- [SHORT EXERCISE 1] Reproduce, character for character, the stretch of the listing from the line containing "member-row[interactable]: Bisma Karisma" through the line containing "scroll-up-icon[interactable]: ▲ [1411, 84, 1429, 100]".

- [EXTRACTED TEXT]
--- begin ---

As I discussed earlier that zero-dimensional points are essential for geographical features like wells, soil-sampling locations that can be best expressed by a single reference point. Often point vector data consist of several points into a multi-point structure, with a single attribute record. For example, all the soil sampling points could be considered as a single geometry. The main drawback of a point feature, however, is that they cannot be used to make measurements (as you can with a polygon)
In this section, we will use 650 soil samples from Colorado, Kansas, New Mexico, and Wyoming. These samples were collected by the United States Geological Survey (USGS) as a part of the USGS Geochemical Landscapes Project [Smith et al., 2011]. We will learn how to join spatial and non-spatial data and create a dataframe for spatial interpolation.
This exercise consists of following major steps:
Part-1: Create a Spatial Point Data Frame
We will use following spatial data to create the data frame. The data could be download from here.
GP_ID.: Containts FIPS code, State and County names
Soil sampling locations (GP_GPS.CSV): This file contains coordinates of 473 soil sampling sites in Colorado, Kansas, New Mexico, and Wyoming. The soil samples were collected by United States Geological Survey (USGS) throughout the A horizon with sampling densities of 1 sample per ~1600 km2 (Smith et al., 2011).
Soil organic carbon (SOC) (GP_SOC.csv): SOC concentration of these 473 sites. The concentration of SOC was predicted by means of mid-infrared (MIR) spectroscopy and partial least squares regression (PLSR) analysis described previously (Janik et al., 2007; Ahmed et al., 2017).
Environmental covariables (gp_point_data.csv)
Prediction grid data
import seaborn as sns
sns.set_style("white")
sns.set(font_scale=1.5)
## Create Woking directory
import os
path= "E:\GitHub\geospatial-python-github.io\geospatial-python.io\Lesson_07_working_with_point_data"
os.chdir(path)
print("Current Working Directory " , os.getcwd())
import pandas as pd
# Read ID file
f_id = 'Data_07/GP_ID.csv'
id_df = pd.read_csv(f_id)
id_df.head()
import pandas as pd
# Read GPS of soil sampling locations
f_gps = 'Data_07/GP_GPS.csv'
gps = pd.read_csv(f_gps)
gps.head()
import pandas as pd
# Soil OC data
f_soc = 'Data_07/GP_SOC.csv'
soc = pd.read_csv(f_soc)
soc.head()
import pandas as pd
f_co = 'Data_07/gp_point_data.csv'
co_var = pd.read_csv(f_co)
# Convert NLCD to integer
co_var['NLCD']=co_var['NLCD'].astype(int)

--- end ---

- [SHORT EXERCISE 2] In the soil-sampling tutorial, condense the paragraph beginning "Soil sampling locations (GP_GPS.CSV)" into a short bulleted list that keeps its main facts.

- [DATA TO PROCESS]
--- begin ---

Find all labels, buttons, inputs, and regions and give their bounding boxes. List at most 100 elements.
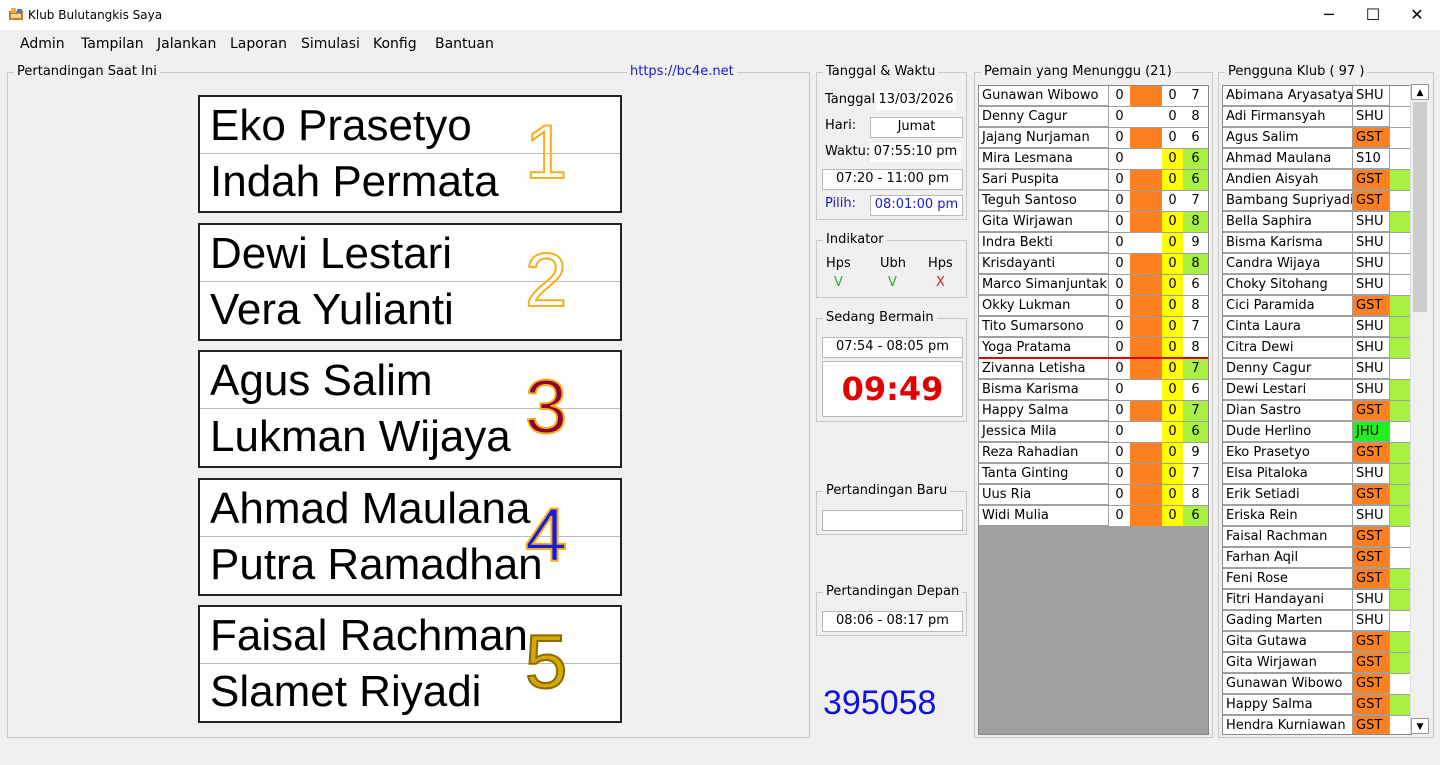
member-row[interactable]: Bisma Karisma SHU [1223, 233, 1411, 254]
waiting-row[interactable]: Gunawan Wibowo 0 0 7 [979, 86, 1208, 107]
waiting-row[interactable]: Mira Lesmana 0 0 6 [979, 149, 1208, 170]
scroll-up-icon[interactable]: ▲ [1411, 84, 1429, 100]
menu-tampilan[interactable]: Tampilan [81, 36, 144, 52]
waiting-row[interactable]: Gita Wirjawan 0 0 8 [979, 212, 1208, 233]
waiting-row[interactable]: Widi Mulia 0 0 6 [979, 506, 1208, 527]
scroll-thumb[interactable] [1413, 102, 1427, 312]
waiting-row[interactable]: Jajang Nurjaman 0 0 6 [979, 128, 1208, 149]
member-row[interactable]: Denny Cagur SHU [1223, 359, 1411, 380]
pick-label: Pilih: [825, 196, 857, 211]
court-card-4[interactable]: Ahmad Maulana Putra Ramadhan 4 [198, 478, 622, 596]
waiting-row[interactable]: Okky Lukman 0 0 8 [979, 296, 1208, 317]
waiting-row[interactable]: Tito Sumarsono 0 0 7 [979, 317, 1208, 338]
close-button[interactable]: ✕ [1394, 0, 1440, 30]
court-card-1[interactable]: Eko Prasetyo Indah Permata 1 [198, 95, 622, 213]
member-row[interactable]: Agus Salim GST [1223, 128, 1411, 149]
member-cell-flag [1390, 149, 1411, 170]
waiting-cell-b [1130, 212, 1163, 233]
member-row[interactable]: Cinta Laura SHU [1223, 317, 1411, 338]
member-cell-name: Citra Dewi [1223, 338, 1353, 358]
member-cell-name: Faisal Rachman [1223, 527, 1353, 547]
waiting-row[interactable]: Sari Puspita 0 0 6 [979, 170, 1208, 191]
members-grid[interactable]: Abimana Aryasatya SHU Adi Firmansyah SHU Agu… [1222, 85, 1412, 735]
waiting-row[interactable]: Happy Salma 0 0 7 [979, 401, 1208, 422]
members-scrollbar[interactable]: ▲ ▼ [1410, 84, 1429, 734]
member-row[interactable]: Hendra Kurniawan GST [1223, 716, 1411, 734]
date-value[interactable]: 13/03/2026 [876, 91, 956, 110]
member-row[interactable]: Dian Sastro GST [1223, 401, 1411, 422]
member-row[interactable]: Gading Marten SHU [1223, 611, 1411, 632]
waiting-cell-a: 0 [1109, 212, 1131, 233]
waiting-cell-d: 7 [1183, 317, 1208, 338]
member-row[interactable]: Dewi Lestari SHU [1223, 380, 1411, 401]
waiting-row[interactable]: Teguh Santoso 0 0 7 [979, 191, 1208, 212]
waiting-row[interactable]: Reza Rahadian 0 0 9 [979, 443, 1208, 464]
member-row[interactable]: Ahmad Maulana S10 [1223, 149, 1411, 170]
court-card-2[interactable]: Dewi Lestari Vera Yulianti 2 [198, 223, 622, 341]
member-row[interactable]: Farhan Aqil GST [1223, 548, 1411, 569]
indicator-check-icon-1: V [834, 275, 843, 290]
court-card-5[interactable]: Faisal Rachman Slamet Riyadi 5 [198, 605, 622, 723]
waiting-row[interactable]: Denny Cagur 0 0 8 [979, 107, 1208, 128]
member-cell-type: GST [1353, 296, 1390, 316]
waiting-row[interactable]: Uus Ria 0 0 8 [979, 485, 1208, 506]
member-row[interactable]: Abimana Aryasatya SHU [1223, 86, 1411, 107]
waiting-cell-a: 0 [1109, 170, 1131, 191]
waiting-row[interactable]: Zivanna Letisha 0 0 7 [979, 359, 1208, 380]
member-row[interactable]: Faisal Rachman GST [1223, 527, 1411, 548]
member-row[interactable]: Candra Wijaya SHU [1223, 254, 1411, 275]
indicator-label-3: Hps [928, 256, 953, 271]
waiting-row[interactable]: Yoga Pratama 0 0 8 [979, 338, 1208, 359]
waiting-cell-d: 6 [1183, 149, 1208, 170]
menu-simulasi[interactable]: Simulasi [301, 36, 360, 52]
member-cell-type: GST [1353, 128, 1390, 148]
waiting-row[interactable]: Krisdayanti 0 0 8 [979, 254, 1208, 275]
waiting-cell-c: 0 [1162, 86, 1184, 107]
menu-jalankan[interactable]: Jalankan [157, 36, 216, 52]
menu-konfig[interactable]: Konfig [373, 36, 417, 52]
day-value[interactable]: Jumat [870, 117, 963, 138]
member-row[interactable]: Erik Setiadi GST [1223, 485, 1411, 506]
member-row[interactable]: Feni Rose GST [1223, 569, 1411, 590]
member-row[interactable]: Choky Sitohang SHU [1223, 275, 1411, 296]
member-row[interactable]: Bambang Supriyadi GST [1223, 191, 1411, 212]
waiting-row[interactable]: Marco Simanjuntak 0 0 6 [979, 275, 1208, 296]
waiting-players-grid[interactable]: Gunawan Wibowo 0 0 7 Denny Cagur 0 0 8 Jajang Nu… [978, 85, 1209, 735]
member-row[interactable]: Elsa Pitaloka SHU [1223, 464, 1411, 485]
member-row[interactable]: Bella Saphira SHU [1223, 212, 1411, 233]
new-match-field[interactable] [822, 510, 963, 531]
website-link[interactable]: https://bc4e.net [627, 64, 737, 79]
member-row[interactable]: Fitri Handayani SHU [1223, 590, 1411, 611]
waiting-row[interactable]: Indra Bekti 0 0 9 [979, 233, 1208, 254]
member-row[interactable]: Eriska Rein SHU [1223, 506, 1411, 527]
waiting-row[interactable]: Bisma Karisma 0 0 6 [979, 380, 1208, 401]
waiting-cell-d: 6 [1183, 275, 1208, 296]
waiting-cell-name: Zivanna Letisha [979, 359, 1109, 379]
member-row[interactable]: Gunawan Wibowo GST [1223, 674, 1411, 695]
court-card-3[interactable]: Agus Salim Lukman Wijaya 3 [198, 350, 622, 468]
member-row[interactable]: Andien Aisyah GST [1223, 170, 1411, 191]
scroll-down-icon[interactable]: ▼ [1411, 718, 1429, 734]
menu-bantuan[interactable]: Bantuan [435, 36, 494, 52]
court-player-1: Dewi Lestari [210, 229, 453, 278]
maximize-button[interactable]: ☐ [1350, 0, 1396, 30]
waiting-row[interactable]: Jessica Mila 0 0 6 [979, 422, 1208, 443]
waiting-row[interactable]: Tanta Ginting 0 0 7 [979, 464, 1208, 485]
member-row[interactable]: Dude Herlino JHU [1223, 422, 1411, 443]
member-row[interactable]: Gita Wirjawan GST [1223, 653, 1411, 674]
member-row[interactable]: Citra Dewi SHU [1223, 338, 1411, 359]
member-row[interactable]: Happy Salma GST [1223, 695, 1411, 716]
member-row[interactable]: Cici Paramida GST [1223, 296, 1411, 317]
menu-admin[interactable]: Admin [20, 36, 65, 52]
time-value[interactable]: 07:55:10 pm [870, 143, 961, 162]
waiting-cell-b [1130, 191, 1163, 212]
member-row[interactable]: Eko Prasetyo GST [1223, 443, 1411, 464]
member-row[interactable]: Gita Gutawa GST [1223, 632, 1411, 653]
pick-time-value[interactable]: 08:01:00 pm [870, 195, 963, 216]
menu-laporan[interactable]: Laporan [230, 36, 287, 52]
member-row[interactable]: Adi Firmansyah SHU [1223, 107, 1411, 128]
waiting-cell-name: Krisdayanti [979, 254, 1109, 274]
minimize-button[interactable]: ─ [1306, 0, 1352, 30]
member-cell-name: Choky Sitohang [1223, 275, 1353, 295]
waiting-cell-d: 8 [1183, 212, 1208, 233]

--- end ---

- [COMPLETE ANSWER 1]
member-row[interactable]: Bisma Karisma SHU [1223, 233, 1411, 254]
waiting-row[interactable]: Gunawan Wibowo 0 0 7 [979, 86, 1208, 107]
waiting-row[interactable]: Mira Lesmana 0 0 6 [979, 149, 1208, 170]
scroll-up-icon[interactable]: ▲ [1411, 84, 1429, 100]

- [COMPLETE ANSWER 2]
- File: GP_GPS.CSV
- Holds coordinates of 473 soil sampling sites in Colorado, Kansas, New Mexico, and Wyoming
- Samples collected by the USGS throughout the A horizon
- Sampling density: about 1 sample per ~1600 km2 (Smith et al., 2011)